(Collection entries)
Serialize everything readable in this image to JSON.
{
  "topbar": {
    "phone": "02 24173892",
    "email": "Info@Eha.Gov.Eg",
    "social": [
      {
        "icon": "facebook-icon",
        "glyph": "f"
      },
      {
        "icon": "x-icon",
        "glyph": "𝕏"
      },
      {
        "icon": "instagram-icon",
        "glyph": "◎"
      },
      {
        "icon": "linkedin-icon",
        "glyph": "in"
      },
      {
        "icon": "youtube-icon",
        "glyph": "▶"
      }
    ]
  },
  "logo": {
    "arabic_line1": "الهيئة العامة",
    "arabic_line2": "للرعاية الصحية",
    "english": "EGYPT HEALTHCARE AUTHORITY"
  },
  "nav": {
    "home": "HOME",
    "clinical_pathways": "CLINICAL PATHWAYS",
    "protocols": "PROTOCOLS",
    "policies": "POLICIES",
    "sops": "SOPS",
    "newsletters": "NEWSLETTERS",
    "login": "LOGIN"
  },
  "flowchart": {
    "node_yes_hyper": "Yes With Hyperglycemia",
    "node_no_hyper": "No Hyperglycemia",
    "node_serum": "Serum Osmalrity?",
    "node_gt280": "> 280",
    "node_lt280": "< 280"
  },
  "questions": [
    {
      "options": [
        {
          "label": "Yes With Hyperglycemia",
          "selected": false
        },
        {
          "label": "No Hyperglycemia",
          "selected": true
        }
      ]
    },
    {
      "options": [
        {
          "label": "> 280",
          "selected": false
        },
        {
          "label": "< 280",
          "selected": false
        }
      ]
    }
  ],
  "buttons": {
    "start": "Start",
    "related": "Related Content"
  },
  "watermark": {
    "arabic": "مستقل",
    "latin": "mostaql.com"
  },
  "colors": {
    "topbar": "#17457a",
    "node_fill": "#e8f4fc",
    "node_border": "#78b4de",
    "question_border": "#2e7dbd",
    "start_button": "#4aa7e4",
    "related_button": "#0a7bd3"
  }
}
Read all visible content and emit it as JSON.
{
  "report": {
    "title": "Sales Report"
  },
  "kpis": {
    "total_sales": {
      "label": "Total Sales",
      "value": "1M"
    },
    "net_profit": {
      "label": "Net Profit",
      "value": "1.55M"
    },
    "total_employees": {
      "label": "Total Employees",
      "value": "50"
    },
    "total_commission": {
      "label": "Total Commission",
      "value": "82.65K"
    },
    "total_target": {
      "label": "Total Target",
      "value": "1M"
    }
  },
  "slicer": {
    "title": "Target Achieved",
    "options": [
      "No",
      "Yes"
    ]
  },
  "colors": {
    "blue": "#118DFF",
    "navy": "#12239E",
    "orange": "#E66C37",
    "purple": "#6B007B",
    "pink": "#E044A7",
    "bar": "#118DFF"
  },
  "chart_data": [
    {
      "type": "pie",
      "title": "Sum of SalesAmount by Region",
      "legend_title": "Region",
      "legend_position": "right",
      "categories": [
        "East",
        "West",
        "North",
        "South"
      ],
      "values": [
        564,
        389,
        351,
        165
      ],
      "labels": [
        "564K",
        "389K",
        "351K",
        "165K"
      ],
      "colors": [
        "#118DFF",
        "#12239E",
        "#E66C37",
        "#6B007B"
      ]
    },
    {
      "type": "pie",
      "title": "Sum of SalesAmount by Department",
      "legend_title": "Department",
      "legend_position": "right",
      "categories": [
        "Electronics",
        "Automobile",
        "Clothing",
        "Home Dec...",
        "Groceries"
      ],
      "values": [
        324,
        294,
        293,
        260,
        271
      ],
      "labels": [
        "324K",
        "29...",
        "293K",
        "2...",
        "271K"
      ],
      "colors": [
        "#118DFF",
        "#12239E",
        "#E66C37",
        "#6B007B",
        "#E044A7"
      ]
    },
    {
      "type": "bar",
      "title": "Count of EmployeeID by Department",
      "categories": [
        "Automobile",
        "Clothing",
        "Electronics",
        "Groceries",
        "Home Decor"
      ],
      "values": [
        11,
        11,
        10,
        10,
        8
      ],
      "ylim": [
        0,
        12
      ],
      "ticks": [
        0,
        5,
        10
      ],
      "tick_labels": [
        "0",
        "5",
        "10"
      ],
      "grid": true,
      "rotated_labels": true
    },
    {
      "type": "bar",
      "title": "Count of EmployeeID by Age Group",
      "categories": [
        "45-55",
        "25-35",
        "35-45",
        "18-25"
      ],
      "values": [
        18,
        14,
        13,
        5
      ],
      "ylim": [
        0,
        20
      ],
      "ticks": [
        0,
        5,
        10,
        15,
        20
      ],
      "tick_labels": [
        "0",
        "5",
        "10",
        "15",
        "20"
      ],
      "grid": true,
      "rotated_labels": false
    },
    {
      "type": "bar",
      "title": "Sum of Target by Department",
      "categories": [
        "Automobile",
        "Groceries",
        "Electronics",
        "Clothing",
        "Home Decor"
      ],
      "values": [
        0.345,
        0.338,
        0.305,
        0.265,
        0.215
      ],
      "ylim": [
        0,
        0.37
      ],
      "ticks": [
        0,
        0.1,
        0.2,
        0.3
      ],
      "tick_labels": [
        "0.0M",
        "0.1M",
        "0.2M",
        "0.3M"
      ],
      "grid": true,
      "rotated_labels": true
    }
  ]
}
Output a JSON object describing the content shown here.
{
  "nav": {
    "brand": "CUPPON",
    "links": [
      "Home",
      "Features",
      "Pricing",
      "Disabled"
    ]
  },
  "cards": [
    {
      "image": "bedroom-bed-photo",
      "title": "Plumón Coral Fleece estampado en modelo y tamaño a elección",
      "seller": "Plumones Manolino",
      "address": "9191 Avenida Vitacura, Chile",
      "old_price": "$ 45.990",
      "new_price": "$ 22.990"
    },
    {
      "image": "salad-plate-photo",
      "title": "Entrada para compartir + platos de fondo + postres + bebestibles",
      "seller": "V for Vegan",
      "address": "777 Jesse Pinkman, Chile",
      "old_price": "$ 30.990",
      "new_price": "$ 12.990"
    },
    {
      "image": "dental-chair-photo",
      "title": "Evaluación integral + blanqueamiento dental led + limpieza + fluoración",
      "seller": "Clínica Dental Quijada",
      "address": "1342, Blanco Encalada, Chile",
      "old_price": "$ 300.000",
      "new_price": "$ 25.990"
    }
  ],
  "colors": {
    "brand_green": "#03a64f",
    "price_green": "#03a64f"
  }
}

* **WHAT IS ASKED**:
Extract the entries above verbatim.

* **EXERCISE ANSWER**:
Serialize everything readable in this image to JSON.
{
  "topbar": {
    "phone": "02 24173892",
    "email": "Info@Eha.Gov.Eg",
    "social": [
      {
        "icon": "facebook-icon",
        "glyph": "f"
      },
      {
        "icon": "x-icon",
        "glyph": "𝕏"
      },
      {
        "icon": "instagram-icon",
        "glyph": "◎"
      },
      {
        "icon": "linkedin-icon",
        "glyph": "in"
      },
      {
        "icon": "youtube-icon",
        "glyph": "▶"
      }
    ]
  },
  "logo": {
    "arabic_line1": "الهيئة العامة",
    "arabic_line2": "للرعاية الصحية",
    "english": "EGYPT HEALTHCARE AUTHORITY"
  },
  "nav": {
    "home": "HOME",
    "clinical_pathways": "CLINICAL PATHWAYS",
    "protocols": "PROTOCOLS",
    "policies": "POLICIES",
    "sops": "SOPS",
    "newsletters": "NEWSLETTERS",
    "login": "LOGIN"
  },
  "flowchart": {
    "node_yes_hyper": "Yes With Hyperglycemia",
    "node_no_hyper": "No Hyperglycemia",
    "node_serum": "Serum Osmalrity?",
    "node_gt280": "> 280",
    "node_lt280": "< 280"
  },
  "questions": [
    {
      "options": [
        {
          "label": "Yes With Hyperglycemia",
          "selected": false
        },
        {
          "label": "No Hyperglycemia",
          "selected": true
        }
      ]
    },
    {
      "options": [
        {
          "label": "> 280",
          "selected": false
        },
        {
          "label": "< 280",
          "selected": false
        }
      ]
    }
  ],
  "buttons": {
    "start": "Start",
    "related": "Related Content"
  },
  "watermark": {
    "arabic": "مستقل",
    "latin": "mostaql.com"
  },
  "colors": {
    "topbar": "#17457a",
    "node_fill": "#e8f4fc",
    "node_border": "#78b4de",
    "question_border": "#2e7dbd",
    "start_button": "#4aa7e4",
    "related_button": "#0a7bd3"
  }
}
Read all visible content and emit it as JSON.
{
  "report": {
    "title": "Sales Report"
  },
  "kpis": {
    "total_sales": {
      "label": "Total Sales",
      "value": "1M"
    },
    "net_profit": {
      "label": "Net Profit",
      "value": "1.55M"
    },
    "total_employees": {
      "label": "Total Employees",
      "value": "50"
    },
    "total_commission": {
      "label": "Total Commission",
      "value": "82.65K"
    },
    "total_target": {
      "label": "Total Target",
      "value": "1M"
    }
  },
  "slicer": {
    "title": "Target Achieved",
    "options": [
      "No",
      "Yes"
    ]
  },
  "colors": {
    "blue": "#118DFF",
    "navy": "#12239E",
    "orange": "#E66C37",
    "purple": "#6B007B",
    "pink": "#E044A7",
    "bar": "#118DFF"
  },
  "chart_data": [
    {
      "type": "pie",
      "title": "Sum of SalesAmount by Region",
      "legend_title": "Region",
      "legend_position": "right",
      "categories": [
        "East",
        "West",
        "North",
        "South"
      ],
      "values": [
        564,
        389,
        351,
        165
      ],
      "labels": [
        "564K",
        "389K",
        "351K",
        "165K"
      ],
      "colors": [
        "#118DFF",
        "#12239E",
        "#E66C37",
        "#6B007B"
      ]
    },
    {
      "type": "pie",
      "title": "Sum of SalesAmount by Department",
      "legend_title": "Department",
      "legend_position": "right",
      "categories": [
        "Electronics",
        "Automobile",
        "Clothing",
        "Home Dec...",
        "Groceries"
      ],
      "values": [
        324,
        294,
        293,
        260,
        271
      ],
      "labels": [
        "324K",
        "29...",
        "293K",
        "2...",
        "271K"
      ],
      "colors": [
        "#118DFF",
        "#12239E",
        "#E66C37",
        "#6B007B",
        "#E044A7"
      ]
    },
    {
      "type": "bar",
      "title": "Count of EmployeeID by Department",
      "categories": [
        "Automobile",
        "Clothing",
        "Electronics",
        "Groceries",
        "Home Decor"
      ],
      "values": [
        11,
        11,
        10,
        10,
        8
      ],
      "ylim": [
        0,
        12
      ],
      "ticks": [
        0,
        5,
        10
      ],
      "tick_labels": [
        "0",
        "5",
        "10"
      ],
      "grid": true,
      "rotated_labels": true
    },
    {
      "type": "bar",
      "title": "Count of EmployeeID by Age Group",
      "categories": [
        "45-55",
        "25-35",
        "35-45",
        "18-25"
      ],
      "values": [
        18,
        14,
        13,
        5
      ],
      "ylim": [
        0,
        20
      ],
      "ticks": [
        0,
        5,
        10,
        15,
        20
      ],
      "tick_labels": [
        "0",
        "5",
        "10",
        "15",
        "20"
      ],
      "grid": true,
      "rotated_labels": false
    },
    {
      "type": "bar",
      "title": "Sum of Target by Department",
      "categories": [
        "Automobile",
        "Groceries",
        "Electronics",
        "Clothing",
        "Home Decor"
      ],
      "values": [
        0.345,
        0.338,
        0.305,
        0.265,
        0.215
      ],
      "ylim": [
        0,
        0.37
      ],
      "ticks": [
        0,
        0.1,
        0.2,
        0.3
      ],
      "tick_labels": [
        "0.0M",
        "0.1M",
        "0.2M",
        "0.3M"
      ],
      "grid": true,
      "rotated_labels": true
    }
  ]
}
Output a JSON object describing the content shown here.
{
  "nav": {
    "brand": "CUPPON",
    "links": [
      "Home",
      "Features",
      "Pricing",
      "Disabled"
    ]
  },
  "cards": [
    {
      "image": "bedroom-bed-photo",
      "title": "Plumón Coral Fleece estampado en modelo y tamaño a elección",
      "seller": "Plumones Manolino",
      "address": "9191 Avenida Vitacura, Chile",
      "old_price": "$ 45.990",
      "new_price": "$ 22.990"
    },
    {
      "image": "salad-plate-photo",
      "title": "Entrada para compartir + platos de fondo + postres + bebestibles",
      "seller": "V for Vegan",
      "address": "777 Jesse Pinkman, Chile",
      "old_price": "$ 30.990",
      "new_price": "$ 12.990"
    },
    {
      "image": "dental-chair-photo",
      "title": "Evaluación integral + blanqueamiento dental led + limpieza + fluoración",
      "seller": "Clínica Dental Quijada",
      "address": "1342, Blanco Encalada, Chile",
      "old_price": "$ 300.000",
      "new_price": "$ 25.990"
    }
  ],
  "colors": {
    "brand_green": "#03a64f",
    "price_green": "#03a64f"
  }
}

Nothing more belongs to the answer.